Extract:
Public Documentation

Module Markovify

The following is the documentation of symbols which are exported from the Markovify module. The module is used to construct a Markov chain from the given list of lists of tokens and to walk through it, generating a random sequence of tokens along the way. Please see Příklady if you are looking for some usage examples.

Markovify.Model — Type.

The datastructure of the Markov chain. Encodes all the different states and the probabilities of going from one to another as a dictionary. The keys are the states, the values are the respective TokenOccurences dictionaries. Those are dictionaries which say how many times was a token found immediately after the state.

Fields

order is the number of tokens in a State
nodes is a dictionary pairing State and its respective

TokenOccurences dictionary.

Markovify.Model — Method.

Model(nodes)

Return a model constructed from nodes. Can be used to reconstruct a model object from its nodes, e.g. if the nodes were saved in a JSON file.

Markovify.Model — Method.

Task 1:
Summarize the Markovify documentation in two sentences.
Task 2:
According to the Markovify documentation, what does the order field of a Model hold?
Task 3:
Please carry the Markovify documentation on from the point where it stops.

Given entries:
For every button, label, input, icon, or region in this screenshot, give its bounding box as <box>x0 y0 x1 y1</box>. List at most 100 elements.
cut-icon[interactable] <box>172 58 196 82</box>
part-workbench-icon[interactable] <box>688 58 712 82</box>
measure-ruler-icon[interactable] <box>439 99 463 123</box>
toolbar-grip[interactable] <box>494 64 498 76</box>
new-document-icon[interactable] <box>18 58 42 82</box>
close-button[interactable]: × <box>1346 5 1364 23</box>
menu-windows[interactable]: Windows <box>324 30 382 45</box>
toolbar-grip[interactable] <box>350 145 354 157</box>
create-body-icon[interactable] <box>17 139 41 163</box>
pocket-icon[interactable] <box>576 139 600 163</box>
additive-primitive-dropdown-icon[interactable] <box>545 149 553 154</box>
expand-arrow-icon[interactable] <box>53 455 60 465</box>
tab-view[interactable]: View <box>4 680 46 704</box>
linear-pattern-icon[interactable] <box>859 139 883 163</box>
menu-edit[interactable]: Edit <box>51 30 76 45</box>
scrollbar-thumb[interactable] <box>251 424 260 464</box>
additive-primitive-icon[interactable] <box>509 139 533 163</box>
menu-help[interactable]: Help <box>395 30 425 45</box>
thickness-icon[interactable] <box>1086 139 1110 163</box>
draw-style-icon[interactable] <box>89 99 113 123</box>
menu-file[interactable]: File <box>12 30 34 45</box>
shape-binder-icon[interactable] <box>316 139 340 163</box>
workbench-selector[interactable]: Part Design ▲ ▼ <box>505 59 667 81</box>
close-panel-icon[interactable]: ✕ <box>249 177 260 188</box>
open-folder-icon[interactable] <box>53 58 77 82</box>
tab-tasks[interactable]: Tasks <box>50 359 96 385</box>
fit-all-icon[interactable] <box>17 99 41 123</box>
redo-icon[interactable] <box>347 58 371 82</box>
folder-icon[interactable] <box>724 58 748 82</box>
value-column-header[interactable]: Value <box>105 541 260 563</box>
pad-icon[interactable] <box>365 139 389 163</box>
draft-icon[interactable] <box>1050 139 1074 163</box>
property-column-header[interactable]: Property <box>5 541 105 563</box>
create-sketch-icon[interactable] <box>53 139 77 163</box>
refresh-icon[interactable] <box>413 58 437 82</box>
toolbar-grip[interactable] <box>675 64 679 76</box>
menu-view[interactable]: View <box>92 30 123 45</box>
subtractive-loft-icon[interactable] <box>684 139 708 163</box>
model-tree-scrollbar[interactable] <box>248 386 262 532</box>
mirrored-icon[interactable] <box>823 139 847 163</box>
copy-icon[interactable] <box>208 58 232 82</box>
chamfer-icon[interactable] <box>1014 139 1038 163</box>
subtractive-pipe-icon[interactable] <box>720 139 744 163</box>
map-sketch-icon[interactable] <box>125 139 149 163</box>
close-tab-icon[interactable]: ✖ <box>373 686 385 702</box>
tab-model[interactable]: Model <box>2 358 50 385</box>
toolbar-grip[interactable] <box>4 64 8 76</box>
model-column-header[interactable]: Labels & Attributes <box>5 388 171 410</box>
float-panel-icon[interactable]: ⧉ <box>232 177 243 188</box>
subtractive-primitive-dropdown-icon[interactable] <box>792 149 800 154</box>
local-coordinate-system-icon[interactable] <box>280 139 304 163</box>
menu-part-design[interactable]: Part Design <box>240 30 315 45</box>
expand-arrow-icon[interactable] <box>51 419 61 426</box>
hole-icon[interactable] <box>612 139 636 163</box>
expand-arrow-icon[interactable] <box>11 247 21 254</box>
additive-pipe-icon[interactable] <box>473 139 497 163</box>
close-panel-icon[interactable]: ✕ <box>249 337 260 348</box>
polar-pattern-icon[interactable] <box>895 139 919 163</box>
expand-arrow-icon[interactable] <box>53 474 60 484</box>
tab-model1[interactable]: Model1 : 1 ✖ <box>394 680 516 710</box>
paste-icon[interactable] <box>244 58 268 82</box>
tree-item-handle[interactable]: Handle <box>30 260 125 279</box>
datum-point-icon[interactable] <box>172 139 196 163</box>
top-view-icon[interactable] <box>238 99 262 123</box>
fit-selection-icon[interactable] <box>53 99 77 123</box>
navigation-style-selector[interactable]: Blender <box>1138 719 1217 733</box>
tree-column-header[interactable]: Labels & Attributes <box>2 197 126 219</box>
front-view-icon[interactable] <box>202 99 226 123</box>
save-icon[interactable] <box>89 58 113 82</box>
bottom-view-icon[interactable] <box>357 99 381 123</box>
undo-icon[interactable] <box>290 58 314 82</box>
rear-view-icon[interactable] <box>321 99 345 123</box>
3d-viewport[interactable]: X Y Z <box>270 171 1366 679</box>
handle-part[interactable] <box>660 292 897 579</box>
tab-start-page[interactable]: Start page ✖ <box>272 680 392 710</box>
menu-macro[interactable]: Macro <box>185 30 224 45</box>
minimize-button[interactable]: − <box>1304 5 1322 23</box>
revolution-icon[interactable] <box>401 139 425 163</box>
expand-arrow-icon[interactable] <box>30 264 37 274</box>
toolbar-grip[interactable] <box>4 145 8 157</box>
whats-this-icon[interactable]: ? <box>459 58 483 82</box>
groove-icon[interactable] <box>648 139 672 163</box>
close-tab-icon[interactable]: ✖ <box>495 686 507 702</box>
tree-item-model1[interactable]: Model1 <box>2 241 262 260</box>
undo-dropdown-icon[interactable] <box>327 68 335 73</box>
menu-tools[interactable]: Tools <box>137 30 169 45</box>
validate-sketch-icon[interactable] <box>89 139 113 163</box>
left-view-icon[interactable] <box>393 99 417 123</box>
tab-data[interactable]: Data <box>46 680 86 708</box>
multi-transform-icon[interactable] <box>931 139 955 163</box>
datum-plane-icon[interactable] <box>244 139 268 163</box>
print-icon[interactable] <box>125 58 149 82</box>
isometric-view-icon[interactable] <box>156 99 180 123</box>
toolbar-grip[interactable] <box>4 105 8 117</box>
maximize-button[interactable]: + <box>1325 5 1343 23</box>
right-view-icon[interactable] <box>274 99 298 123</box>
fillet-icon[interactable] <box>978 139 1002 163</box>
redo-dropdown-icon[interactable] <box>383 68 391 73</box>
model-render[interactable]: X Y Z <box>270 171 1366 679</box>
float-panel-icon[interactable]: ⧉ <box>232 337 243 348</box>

Task answer 1:
The Markovify module builds a Markov chain from a list of lists of tokens and walks through it to generate a random sequence of tokens. Its Model type stores the chain as a dictionary pairing each state with a TokenOccurences dictionary, and a Model(nodes) method can rebuild a model from its nodes, for example ones saved in a JSON file.

Task answer 2:
The number of tokens in a State.

Task answer 3:
Model(suptokens::Vector{<:Vector{T}}; order=2, weight=stdweight)

Return a Model trained on an array of arrays of tokens (suptokens). Optionally an order of the chain can be supplied; that is the number of tokens in one state. A weight function of general type func(::State{T}, ::Token{T}) -> Int can be supplied to be used to bias the weights based on the state or token value.

Markovify.combine — Method.

combine(chain, others)

Return a Model which is a combination of all of the models provided. All of the arguments should have the same order. The nodes of all the Models are merged using the function merge.

Markovify.walk — Method.

walk(model[, init_state])

Return an array of tokens obtained by a random walk through the Markov chain. The walk starts at state init_state if supplied, and at state [:begin, :begin...] (the length depends on the order of the supplied model) otherwise. The walk ends once a special token :end is reached.

Module Markovify.Tokenizer

The following symbols are exported from the Markovify.Tokenizer module. This module is used to tokenize text into a list of lists of tokens, which is a format better suited for model training.

Tokenizer.cleanup — Method.

cleanup(suptokens::Vector{<:Vector{<:AbstractString}}; badchars="»«\n-_()[]{}<>–—$='"„“
	")

Remove all characters that are in badchars from all tokens in suptokens.

source

Tokenizer.letters — Function.

letters = cleanup ∘ to_letters ∘ to_sentences

Composite function which splits its input into sentences, then the sentences into letters, and then removes special characters.

source

Tokenizer.lines — Function.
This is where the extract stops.